— What you should do —
Reproduce the line containing "Parse this screenshot: output" exactly, along with each line after it through the end of the data; pictures are left out.

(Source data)
• • • •

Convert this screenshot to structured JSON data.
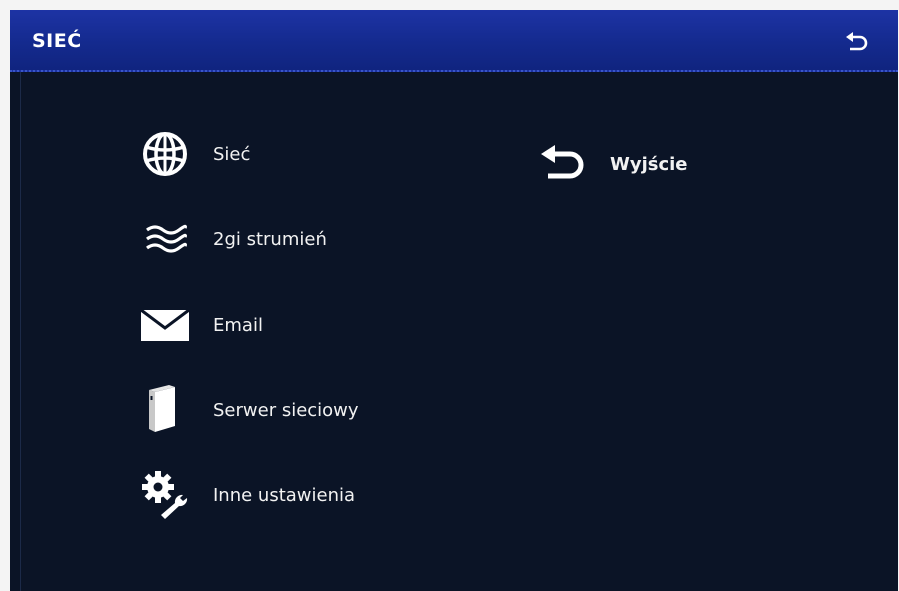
{
  "window": {
    "title": "SIEĆ",
    "back_icon": "back-arrow-icon"
  },
  "menu": {
    "items": [
      {
        "label": "Sieć",
        "icon": "globe-icon"
      },
      {
        "label": "2gi strumień",
        "icon": "waves-icon"
      },
      {
        "label": "Email",
        "icon": "envelope-icon"
      },
      {
        "label": "Serwer sieciowy",
        "icon": "server-icon"
      },
      {
        "label": "Inne ustawienia",
        "icon": "gear-wrench-icon"
      }
    ],
    "exit": {
      "label": "Wyjście",
      "icon": "back-arrow-icon"
    }
  },
  "colors": {
    "titlebar": "#142a8e",
    "background": "#0b1426",
    "text": "#ffffff"
  }
}
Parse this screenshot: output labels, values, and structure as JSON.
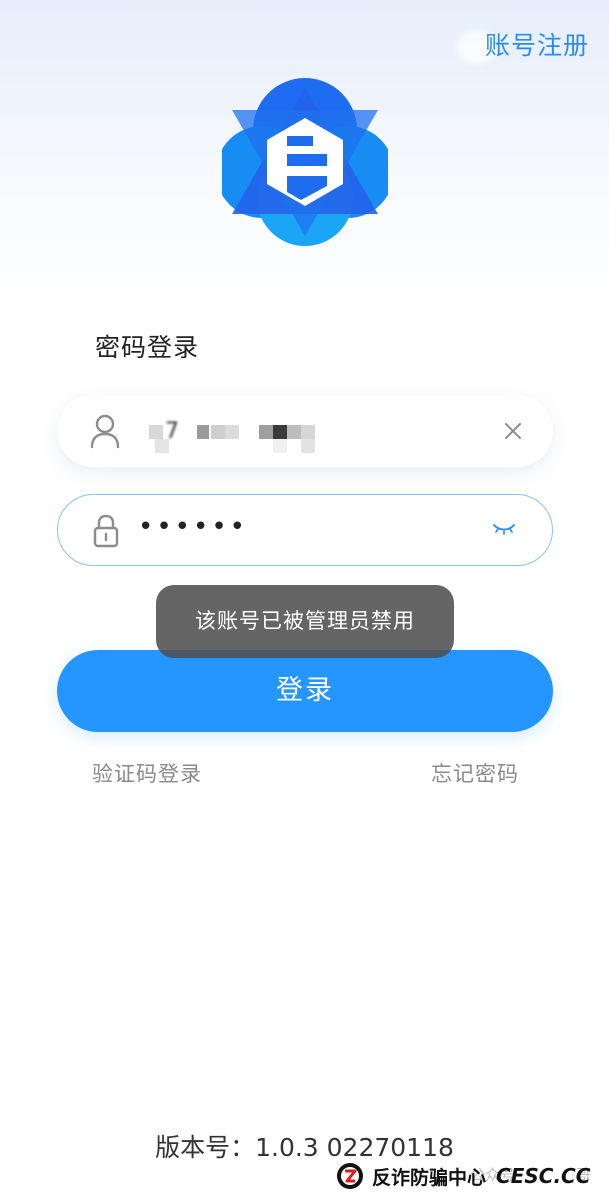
{
  "header": {
    "register_label": "账号注册"
  },
  "login_form": {
    "title": "密码登录",
    "account_partial": "· 7",
    "password_masked": "••••••",
    "login_button_label": "登录",
    "sms_login_label": "验证码登录",
    "forgot_password_label": "忘记密码"
  },
  "toast": {
    "message": "该账号已被管理员禁用"
  },
  "footer": {
    "version": "版本号：1.0.3 02270118"
  },
  "watermark": {
    "text": "反诈防骗中心",
    "brand": "CESC.CC",
    "faint_text": "公众号",
    "faint_text_2": "哥"
  },
  "colors": {
    "accent": "#2595ff",
    "register_link": "#2a8cf0",
    "logo_blue_dark": "#1e6cf0",
    "logo_blue_light": "#1aa6f5",
    "toast_bg": "#505050"
  },
  "icons": {
    "account_field": "user-icon",
    "password_field": "lock-icon",
    "clear": "close-icon",
    "password_visibility": "eye-closed-icon"
  }
}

• • • •

— Full answer —
Parse this screenshot: output labels, values, and structure as JSON.
{
  "header": {
    "register_label": "账号注册"
  },
  "login_form": {
    "title": "密码登录",
    "account_partial": "· 7",
    "password_masked": "••••••",
    "login_button_label": "登录",
    "sms_login_label": "验证码登录",
    "forgot_password_label": "忘记密码"
  },
  "toast": {
    "message": "该账号已被管理员禁用"
  },
  "footer": {
    "version": "版本号：1.0.3 02270118"
  },
  "watermark": {
    "text": "反诈防骗中心",
    "brand": "CESC.CC",
    "faint_text": "公众号",
    "faint_text_2": "哥"
  },
  "colors": {
    "accent": "#2595ff",
    "register_link": "#2a8cf0",
    "logo_blue_dark": "#1e6cf0",
    "logo_blue_light": "#1aa6f5",
    "toast_bg": "#505050"
  },
  "icons": {
    "account_field": "user-icon",
    "password_field": "lock-icon",
    "clear": "close-icon",
    "password_visibility": "eye-closed-icon"
  }
}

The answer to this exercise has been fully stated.